Task directions:
Print every record below exactly as written.
**** Dataset excerpts ****
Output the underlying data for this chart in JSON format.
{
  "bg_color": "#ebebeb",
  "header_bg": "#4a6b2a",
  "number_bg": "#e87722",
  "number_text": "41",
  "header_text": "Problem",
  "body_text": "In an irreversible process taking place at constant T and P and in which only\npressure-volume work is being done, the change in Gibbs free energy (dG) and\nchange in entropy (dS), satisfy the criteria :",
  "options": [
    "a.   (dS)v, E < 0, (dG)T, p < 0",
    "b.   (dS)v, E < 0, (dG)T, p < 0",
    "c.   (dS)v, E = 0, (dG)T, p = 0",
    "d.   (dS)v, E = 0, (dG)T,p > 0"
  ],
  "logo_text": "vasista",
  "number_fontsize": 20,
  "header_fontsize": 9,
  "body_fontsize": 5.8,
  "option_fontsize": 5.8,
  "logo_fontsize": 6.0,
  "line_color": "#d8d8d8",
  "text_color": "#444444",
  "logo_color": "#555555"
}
****
Solution for this exercise:
Output the underlying data for this chart in JSON format.
{
  "bg_color": "#ebebeb",
  "header_bg": "#4a6b2a",
  "number_bg": "#e87722",
  "number_text": "41",
  "header_text": "Problem",
  "body_text": "In an irreversible process taking place at constant T and P and in which only\npressure-volume work is being done, the change in Gibbs free energy (dG) and\nchange in entropy (dS), satisfy the criteria :",
  "options": [
    "a.   (dS)v, E < 0, (dG)T, p < 0",
    "b.   (dS)v, E < 0, (dG)T, p < 0",
    "c.   (dS)v, E = 0, (dG)T, p = 0",
    "d.   (dS)v, E = 0, (dG)T,p > 0"
  ],
  "logo_text": "vasista",
  "number_fontsize": 20,
  "header_fontsize": 9,
  "body_fontsize": 5.8,
  "option_fontsize": 5.8,
  "logo_fontsize": 6.0,
  "line_color": "#d8d8d8",
  "text_color": "#444444",
  "logo_color": "#555555"
}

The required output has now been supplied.